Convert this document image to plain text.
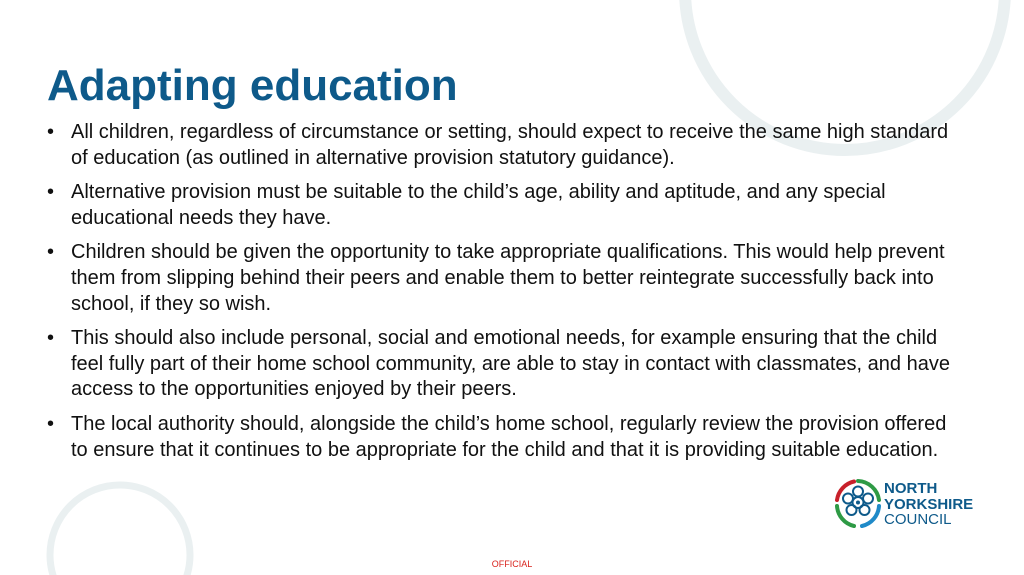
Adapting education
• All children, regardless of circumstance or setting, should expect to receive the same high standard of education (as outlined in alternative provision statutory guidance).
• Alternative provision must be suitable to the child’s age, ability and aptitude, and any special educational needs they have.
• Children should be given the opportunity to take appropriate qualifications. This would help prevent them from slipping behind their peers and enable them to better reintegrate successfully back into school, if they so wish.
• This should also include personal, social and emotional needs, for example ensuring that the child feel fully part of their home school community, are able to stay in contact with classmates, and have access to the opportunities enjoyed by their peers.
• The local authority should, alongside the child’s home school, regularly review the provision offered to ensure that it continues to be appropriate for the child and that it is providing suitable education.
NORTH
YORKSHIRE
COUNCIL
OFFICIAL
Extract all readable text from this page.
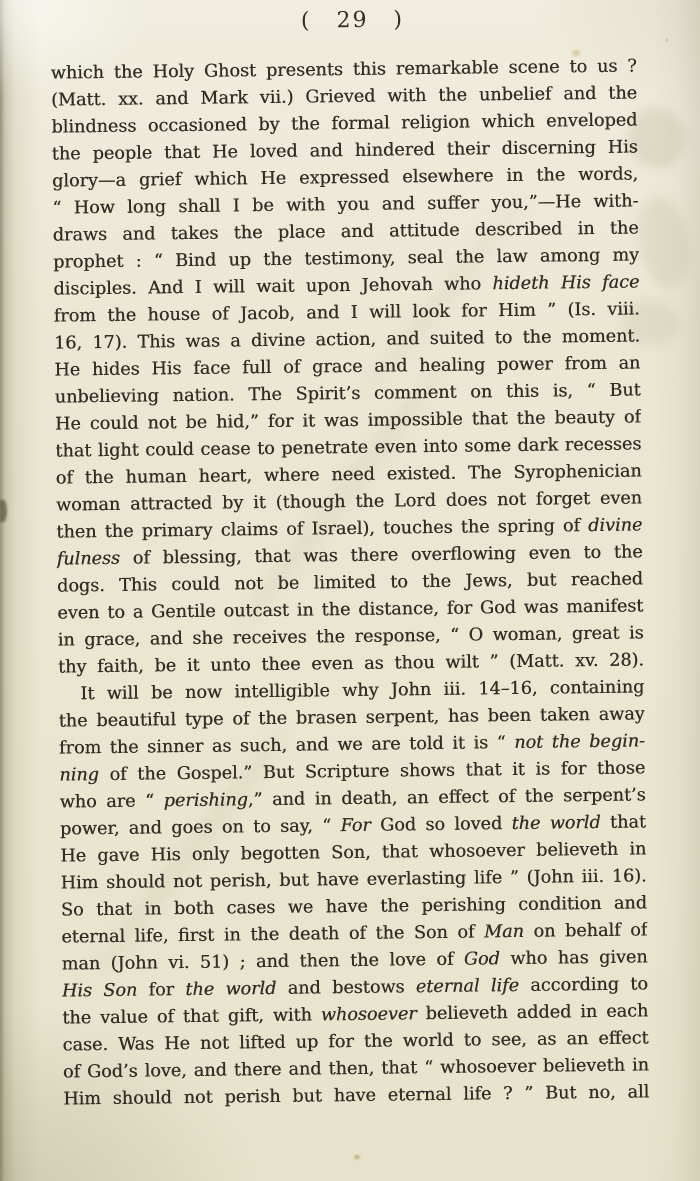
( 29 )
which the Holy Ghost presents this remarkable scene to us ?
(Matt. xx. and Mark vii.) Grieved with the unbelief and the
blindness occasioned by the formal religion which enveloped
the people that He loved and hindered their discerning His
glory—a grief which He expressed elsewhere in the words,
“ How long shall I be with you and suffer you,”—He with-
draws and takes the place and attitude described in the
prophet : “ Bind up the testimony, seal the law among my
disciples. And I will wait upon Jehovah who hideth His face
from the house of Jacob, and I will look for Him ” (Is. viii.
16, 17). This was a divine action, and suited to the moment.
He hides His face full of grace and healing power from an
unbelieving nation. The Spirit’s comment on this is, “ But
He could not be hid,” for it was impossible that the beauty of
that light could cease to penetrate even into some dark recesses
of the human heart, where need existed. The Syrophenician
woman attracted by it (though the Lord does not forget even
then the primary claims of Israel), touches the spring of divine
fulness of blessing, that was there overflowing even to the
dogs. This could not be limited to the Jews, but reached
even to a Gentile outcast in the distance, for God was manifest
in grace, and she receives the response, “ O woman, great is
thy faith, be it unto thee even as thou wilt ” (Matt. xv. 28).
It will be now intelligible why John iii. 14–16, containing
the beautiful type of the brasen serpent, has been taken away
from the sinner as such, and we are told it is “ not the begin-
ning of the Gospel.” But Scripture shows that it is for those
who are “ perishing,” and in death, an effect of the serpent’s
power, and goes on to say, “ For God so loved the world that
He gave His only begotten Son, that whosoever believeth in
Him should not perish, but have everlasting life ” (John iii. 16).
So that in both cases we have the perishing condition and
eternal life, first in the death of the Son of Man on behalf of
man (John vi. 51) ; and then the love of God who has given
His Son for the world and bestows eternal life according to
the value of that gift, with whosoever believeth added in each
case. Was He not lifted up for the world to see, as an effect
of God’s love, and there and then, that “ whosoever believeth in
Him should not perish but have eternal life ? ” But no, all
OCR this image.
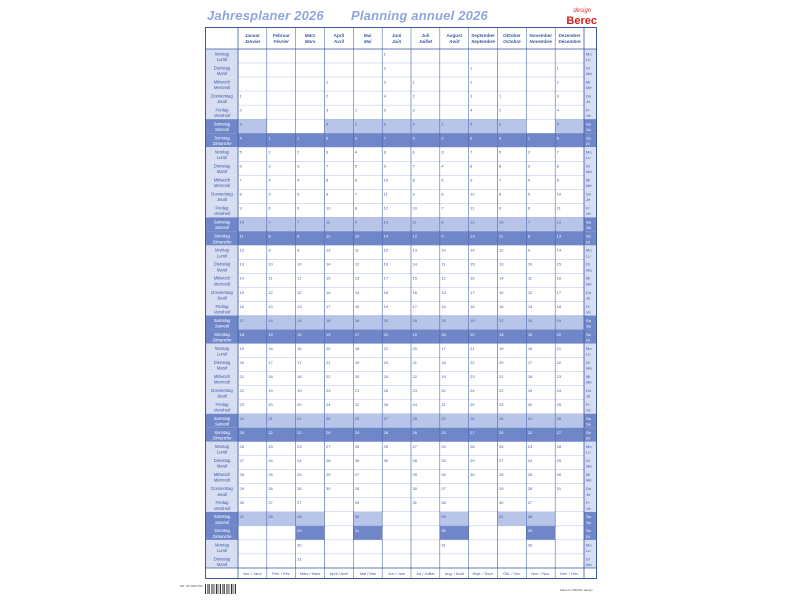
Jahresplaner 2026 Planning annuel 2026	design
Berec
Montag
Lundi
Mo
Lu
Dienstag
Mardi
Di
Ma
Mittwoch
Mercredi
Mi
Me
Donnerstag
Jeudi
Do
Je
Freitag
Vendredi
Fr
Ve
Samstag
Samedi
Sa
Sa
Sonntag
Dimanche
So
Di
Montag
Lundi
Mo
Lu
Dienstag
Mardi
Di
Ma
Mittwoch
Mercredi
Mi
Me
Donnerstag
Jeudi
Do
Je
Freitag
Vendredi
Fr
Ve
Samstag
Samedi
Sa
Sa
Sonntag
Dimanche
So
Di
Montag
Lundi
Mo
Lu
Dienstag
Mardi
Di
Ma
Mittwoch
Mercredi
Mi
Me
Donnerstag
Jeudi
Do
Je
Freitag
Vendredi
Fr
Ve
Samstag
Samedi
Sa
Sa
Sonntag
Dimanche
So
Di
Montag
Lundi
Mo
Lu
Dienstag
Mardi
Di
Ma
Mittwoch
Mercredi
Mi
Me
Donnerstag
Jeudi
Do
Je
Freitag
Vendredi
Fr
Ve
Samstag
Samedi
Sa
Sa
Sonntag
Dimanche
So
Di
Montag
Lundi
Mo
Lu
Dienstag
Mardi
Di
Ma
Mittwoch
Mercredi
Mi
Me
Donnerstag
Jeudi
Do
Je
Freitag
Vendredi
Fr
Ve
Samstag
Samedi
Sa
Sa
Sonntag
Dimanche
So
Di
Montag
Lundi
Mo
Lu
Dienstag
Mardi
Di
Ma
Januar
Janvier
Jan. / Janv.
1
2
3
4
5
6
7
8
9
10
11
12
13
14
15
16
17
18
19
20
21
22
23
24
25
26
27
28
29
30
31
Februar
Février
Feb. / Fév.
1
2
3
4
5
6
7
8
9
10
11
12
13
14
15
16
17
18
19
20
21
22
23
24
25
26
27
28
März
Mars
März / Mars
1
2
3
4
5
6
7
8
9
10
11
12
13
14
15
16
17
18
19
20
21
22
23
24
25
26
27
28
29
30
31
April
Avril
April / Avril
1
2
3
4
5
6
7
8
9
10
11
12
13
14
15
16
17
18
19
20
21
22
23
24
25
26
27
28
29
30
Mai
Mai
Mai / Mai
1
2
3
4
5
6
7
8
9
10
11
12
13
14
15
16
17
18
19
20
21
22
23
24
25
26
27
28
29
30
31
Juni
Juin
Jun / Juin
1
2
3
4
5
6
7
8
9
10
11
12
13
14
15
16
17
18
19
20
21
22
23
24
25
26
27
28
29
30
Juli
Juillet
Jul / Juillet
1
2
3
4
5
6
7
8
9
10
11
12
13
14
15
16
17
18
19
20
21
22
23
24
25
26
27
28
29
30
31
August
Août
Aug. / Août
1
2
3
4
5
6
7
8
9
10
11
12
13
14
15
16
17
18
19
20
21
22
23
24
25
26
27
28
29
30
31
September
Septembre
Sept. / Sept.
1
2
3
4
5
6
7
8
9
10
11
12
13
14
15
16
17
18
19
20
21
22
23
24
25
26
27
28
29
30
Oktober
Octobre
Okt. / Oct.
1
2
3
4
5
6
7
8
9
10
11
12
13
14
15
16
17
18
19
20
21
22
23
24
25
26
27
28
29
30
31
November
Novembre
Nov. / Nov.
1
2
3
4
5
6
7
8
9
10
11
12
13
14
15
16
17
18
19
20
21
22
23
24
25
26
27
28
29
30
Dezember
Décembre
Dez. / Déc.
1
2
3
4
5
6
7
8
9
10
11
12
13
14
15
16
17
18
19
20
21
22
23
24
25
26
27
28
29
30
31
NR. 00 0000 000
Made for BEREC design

──────

GIVEN INSTRUCTION: Determine the number of lines containing "peers". Write only that number.

FINISHED TASK: 2